— BEGIN —

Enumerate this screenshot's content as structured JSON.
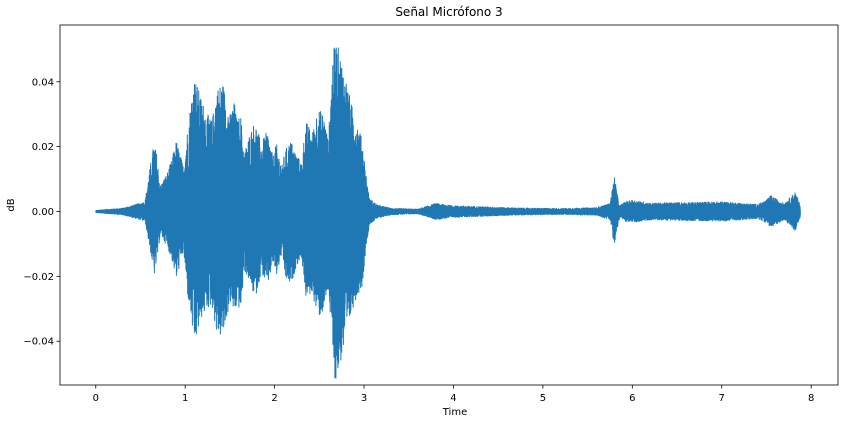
{
  "chart_data": {
    "type": "line",
    "title": "Señal Micrófono 3",
    "xlabel": "Time",
    "ylabel": "dB",
    "xlim": [
      -0.4,
      8.3
    ],
    "ylim": [
      -0.0535,
      0.0575
    ],
    "xticks": [
      0,
      1,
      2,
      3,
      4,
      5,
      6,
      7,
      8
    ],
    "xtick_labels": [
      "0",
      "1",
      "2",
      "3",
      "4",
      "5",
      "6",
      "7",
      "8"
    ],
    "yticks": [
      -0.04,
      -0.02,
      0.0,
      0.02,
      0.04
    ],
    "ytick_labels": [
      "−0.04",
      "−0.02",
      "0.00",
      "0.02",
      "0.04"
    ],
    "grid": false,
    "legend": "none",
    "series": [
      {
        "color": "#1f77b4",
        "x_start": 0.0,
        "x_end": 7.88,
        "envelope": {
          "x": [
            0.0,
            0.1,
            0.3,
            0.55,
            0.62,
            0.65,
            0.68,
            0.72,
            0.8,
            0.85,
            0.9,
            0.98,
            1.02,
            1.06,
            1.1,
            1.18,
            1.25,
            1.3,
            1.35,
            1.42,
            1.5,
            1.55,
            1.58,
            1.62,
            1.66,
            1.72,
            1.78,
            1.85,
            1.92,
            1.98,
            2.02,
            2.08,
            2.12,
            2.18,
            2.24,
            2.3,
            2.35,
            2.42,
            2.48,
            2.55,
            2.6,
            2.65,
            2.68,
            2.72,
            2.76,
            2.8,
            2.86,
            2.92,
            2.98,
            3.02,
            3.06,
            3.15,
            3.3,
            3.6,
            3.8,
            4.0,
            4.3,
            4.7,
            5.2,
            5.6,
            5.75,
            5.8,
            5.84,
            5.86,
            5.92,
            6.0,
            6.2,
            6.6,
            7.0,
            7.4,
            7.5,
            7.55,
            7.6,
            7.7,
            7.82,
            7.85,
            7.88
          ],
          "upper": [
            0.0003,
            0.0006,
            0.001,
            0.003,
            0.016,
            0.021,
            0.018,
            0.008,
            0.012,
            0.016,
            0.022,
            0.014,
            0.024,
            0.033,
            0.042,
            0.035,
            0.03,
            0.028,
            0.038,
            0.04,
            0.03,
            0.034,
            0.028,
            0.03,
            0.018,
            0.024,
            0.028,
            0.021,
            0.025,
            0.017,
            0.021,
            0.014,
            0.019,
            0.022,
            0.018,
            0.015,
            0.028,
            0.024,
            0.032,
            0.03,
            0.022,
            0.048,
            0.053,
            0.05,
            0.045,
            0.041,
            0.033,
            0.028,
            0.022,
            0.012,
            0.004,
            0.002,
            0.001,
            0.0007,
            0.0025,
            0.0018,
            0.0015,
            0.0011,
            0.0009,
            0.0012,
            0.0025,
            0.011,
            0.004,
            0.0018,
            0.003,
            0.0035,
            0.0026,
            0.0028,
            0.003,
            0.0022,
            0.0035,
            0.005,
            0.004,
            0.0025,
            0.006,
            0.004,
            0.0015
          ],
          "lower": [
            -0.0003,
            -0.0006,
            -0.001,
            -0.003,
            -0.014,
            -0.02,
            -0.016,
            -0.007,
            -0.011,
            -0.015,
            -0.021,
            -0.012,
            -0.025,
            -0.032,
            -0.042,
            -0.033,
            -0.03,
            -0.029,
            -0.038,
            -0.039,
            -0.028,
            -0.032,
            -0.029,
            -0.031,
            -0.018,
            -0.022,
            -0.027,
            -0.019,
            -0.023,
            -0.016,
            -0.02,
            -0.013,
            -0.021,
            -0.023,
            -0.017,
            -0.014,
            -0.027,
            -0.025,
            -0.033,
            -0.031,
            -0.024,
            -0.046,
            -0.053,
            -0.049,
            -0.044,
            -0.04,
            -0.031,
            -0.026,
            -0.023,
            -0.011,
            -0.004,
            -0.002,
            -0.001,
            -0.0007,
            -0.0025,
            -0.0018,
            -0.0015,
            -0.0011,
            -0.0009,
            -0.0012,
            -0.0025,
            -0.011,
            -0.004,
            -0.0018,
            -0.003,
            -0.0035,
            -0.0026,
            -0.0028,
            -0.003,
            -0.0022,
            -0.0035,
            -0.005,
            -0.004,
            -0.0025,
            -0.006,
            -0.004,
            -0.0015
          ]
        }
      }
    ]
  }
}
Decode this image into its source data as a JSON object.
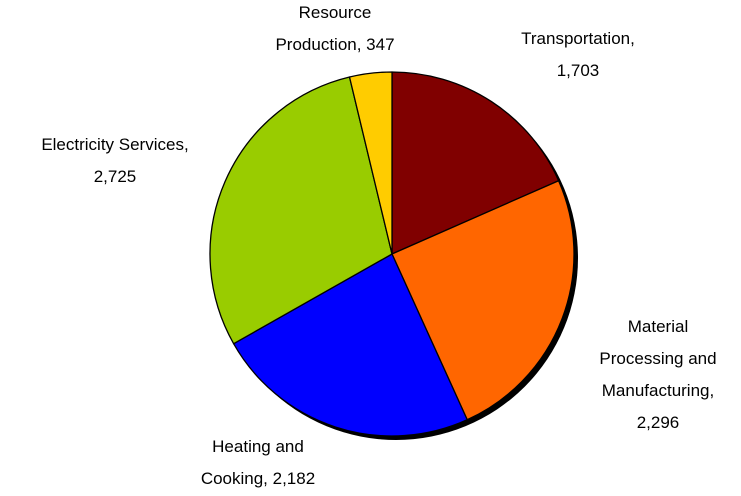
{
  "chart_data": {
    "type": "pie",
    "values": [
      1703,
      2296,
      2182,
      2725,
      347
    ],
    "value_labels": [
      [
        "Transportation,",
        "1,703"
      ],
      [
        "Material",
        "Processing and",
        "Manufacturing,",
        "2,296"
      ],
      [
        "Heating and",
        "Cooking, 2,182"
      ],
      [
        "Electricity Services,",
        "2,725"
      ],
      [
        "Resource",
        "Production, 347"
      ]
    ],
    "colors": [
      "#800000",
      "#ff6600",
      "#0000ff",
      "#99cc00",
      "#ffcc00"
    ],
    "start_angle": 0,
    "direction": "clockwise"
  }
}
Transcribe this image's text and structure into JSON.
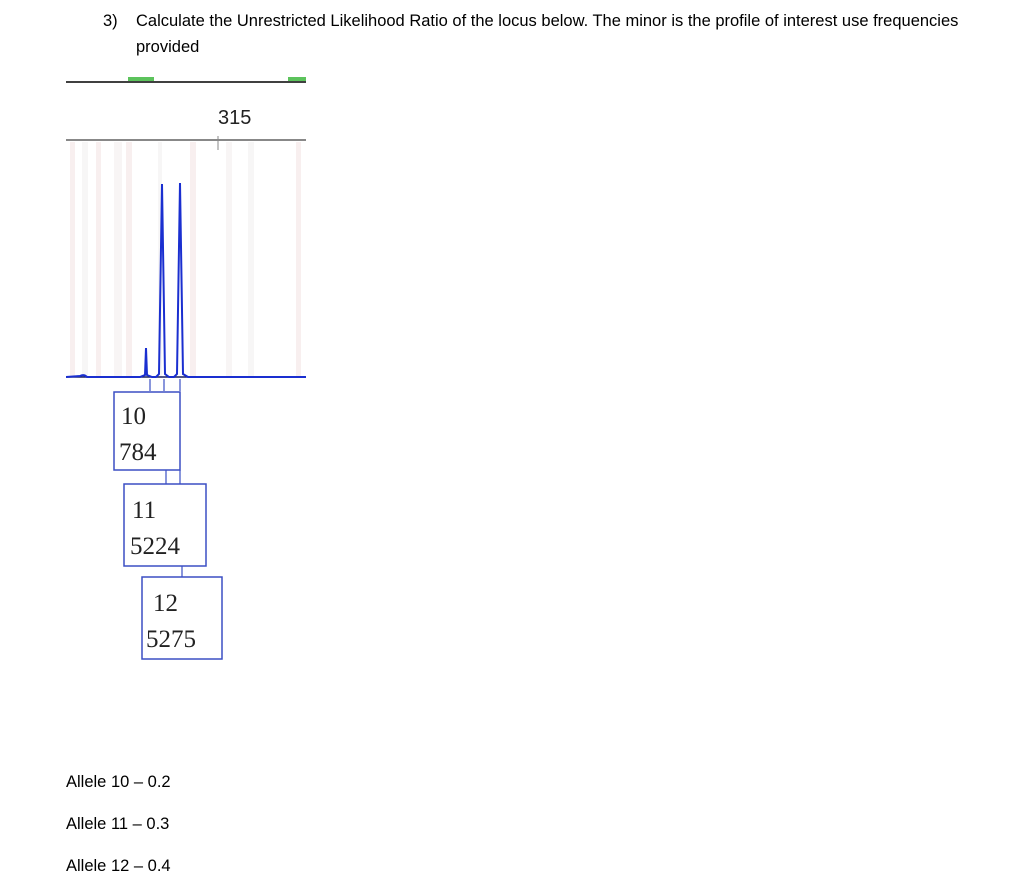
{
  "question": {
    "number": "3)",
    "text": "Calculate the Unrestricted Likelihood Ratio of the locus below. The minor is the profile of interest use frequencies provided"
  },
  "electropherogram": {
    "size_marker": "315",
    "trace_color": "#1a2fd0",
    "box_border_color": "#3b4fc4",
    "peaks": [
      {
        "allele": "10",
        "height": "784"
      },
      {
        "allele": "11",
        "height": "5224"
      },
      {
        "allele": "12",
        "height": "5275"
      }
    ]
  },
  "frequencies": [
    {
      "label": "Allele 10 – 0.2"
    },
    {
      "label": "Allele 11 – 0.3"
    },
    {
      "label": "Allele 12 – 0.4"
    }
  ]
}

— END —

What is required: Your task is to reproduce all of the material exactly. The pictures stay out.

Response to the exercise:
Enumerate this screenshot's content as structured JSON.
{
  "chart_data": {
    "type": "line",
    "title": "Señal Micrófono 3",
    "xlabel": "Time",
    "ylabel": "dB",
    "xlim": [
      -0.4,
      8.3
    ],
    "ylim": [
      -0.0535,
      0.0575
    ],
    "xticks": [
      0,
      1,
      2,
      3,
      4,
      5,
      6,
      7,
      8
    ],
    "xtick_labels": [
      "0",
      "1",
      "2",
      "3",
      "4",
      "5",
      "6",
      "7",
      "8"
    ],
    "yticks": [
      -0.04,
      -0.02,
      0.0,
      0.02,
      0.04
    ],
    "ytick_labels": [
      "−0.04",
      "−0.02",
      "0.00",
      "0.02",
      "0.04"
    ],
    "grid": false,
    "legend": "none",
    "series": [
      {
        "color": "#1f77b4",
        "x_start": 0.0,
        "x_end": 7.88,
        "envelope": {
          "x": [
            0.0,
            0.1,
            0.3,
            0.55,
            0.62,
            0.65,
            0.68,
            0.72,
            0.8,
            0.85,
            0.9,
            0.98,
            1.02,
            1.06,
            1.1,
            1.18,
            1.25,
            1.3,
            1.35,
            1.42,
            1.5,
            1.55,
            1.58,
            1.62,
            1.66,
            1.72,
            1.78,
            1.85,
            1.92,
            1.98,
            2.02,
            2.08,
            2.12,
            2.18,
            2.24,
            2.3,
            2.35,
            2.42,
            2.48,
            2.55,
            2.6,
            2.65,
            2.68,
            2.72,
            2.76,
            2.8,
            2.86,
            2.92,
            2.98,
            3.02,
            3.06,
            3.15,
            3.3,
            3.6,
            3.8,
            4.0,
            4.3,
            4.7,
            5.2,
            5.6,
            5.75,
            5.8,
            5.84,
            5.86,
            5.92,
            6.0,
            6.2,
            6.6,
            7.0,
            7.4,
            7.5,
            7.55,
            7.6,
            7.7,
            7.82,
            7.85,
            7.88
          ],
          "upper": [
            0.0003,
            0.0006,
            0.001,
            0.003,
            0.016,
            0.021,
            0.018,
            0.008,
            0.012,
            0.016,
            0.022,
            0.014,
            0.024,
            0.033,
            0.042,
            0.035,
            0.03,
            0.028,
            0.038,
            0.04,
            0.03,
            0.034,
            0.028,
            0.03,
            0.018,
            0.024,
            0.028,
            0.021,
            0.025,
            0.017,
            0.021,
            0.014,
            0.019,
            0.022,
            0.018,
            0.015,
            0.028,
            0.024,
            0.032,
            0.03,
            0.022,
            0.048,
            0.053,
            0.05,
            0.045,
            0.041,
            0.033,
            0.028,
            0.022,
            0.012,
            0.004,
            0.002,
            0.001,
            0.0007,
            0.0025,
            0.0018,
            0.0015,
            0.0011,
            0.0009,
            0.0012,
            0.0025,
            0.011,
            0.004,
            0.0018,
            0.003,
            0.0035,
            0.0026,
            0.0028,
            0.003,
            0.0022,
            0.0035,
            0.005,
            0.004,
            0.0025,
            0.006,
            0.004,
            0.0015
          ],
          "lower": [
            -0.0003,
            -0.0006,
            -0.001,
            -0.003,
            -0.014,
            -0.02,
            -0.016,
            -0.007,
            -0.011,
            -0.015,
            -0.021,
            -0.012,
            -0.025,
            -0.032,
            -0.042,
            -0.033,
            -0.03,
            -0.029,
            -0.038,
            -0.039,
            -0.028,
            -0.032,
            -0.029,
            -0.031,
            -0.018,
            -0.022,
            -0.027,
            -0.019,
            -0.023,
            -0.016,
            -0.02,
            -0.013,
            -0.021,
            -0.023,
            -0.017,
            -0.014,
            -0.027,
            -0.025,
            -0.033,
            -0.031,
            -0.024,
            -0.046,
            -0.053,
            -0.049,
            -0.044,
            -0.04,
            -0.031,
            -0.026,
            -0.023,
            -0.011,
            -0.004,
            -0.002,
            -0.001,
            -0.0007,
            -0.0025,
            -0.0018,
            -0.0015,
            -0.0011,
            -0.0009,
            -0.0012,
            -0.0025,
            -0.011,
            -0.004,
            -0.0018,
            -0.003,
            -0.0035,
            -0.0026,
            -0.0028,
            -0.003,
            -0.0022,
            -0.0035,
            -0.005,
            -0.004,
            -0.0025,
            -0.006,
            -0.004,
            -0.0015
          ]
        }
      }
    ]
  }
}
Decode this image into its source data as a JSON object.
{
  "chart_data": {
    "type": "pie",
    "values": [
      1703,
      2296,
      2182,
      2725,
      347
    ],
    "value_labels": [
      [
        "Transportation,",
        "1,703"
      ],
      [
        "Material",
        "Processing and",
        "Manufacturing,",
        "2,296"
      ],
      [
        "Heating and",
        "Cooking, 2,182"
      ],
      [
        "Electricity Services,",
        "2,725"
      ],
      [
        "Resource",
        "Production, 347"
      ]
    ],
    "colors": [
      "#800000",
      "#ff6600",
      "#0000ff",
      "#99cc00",
      "#ffcc00"
    ],
    "start_angle": 0,
    "direction": "clockwise"
  }
}
Transcribe this image's text and structure into JSON.
{
  "question": {
    "number": "3)",
    "text": "Calculate the Unrestricted Likelihood Ratio of the locus below. The minor is the profile of interest use frequencies provided"
  },
  "electropherogram": {
    "size_marker": "315",
    "trace_color": "#1a2fd0",
    "box_border_color": "#3b4fc4",
    "peaks": [
      {
        "allele": "10",
        "height": "784"
      },
      {
        "allele": "11",
        "height": "5224"
      },
      {
        "allele": "12",
        "height": "5275"
      }
    ]
  },
  "frequencies": [
    {
      "label": "Allele 10 – 0.2"
    },
    {
      "label": "Allele 11 – 0.3"
    },
    {
      "label": "Allele 12 – 0.4"
    }
  ]
}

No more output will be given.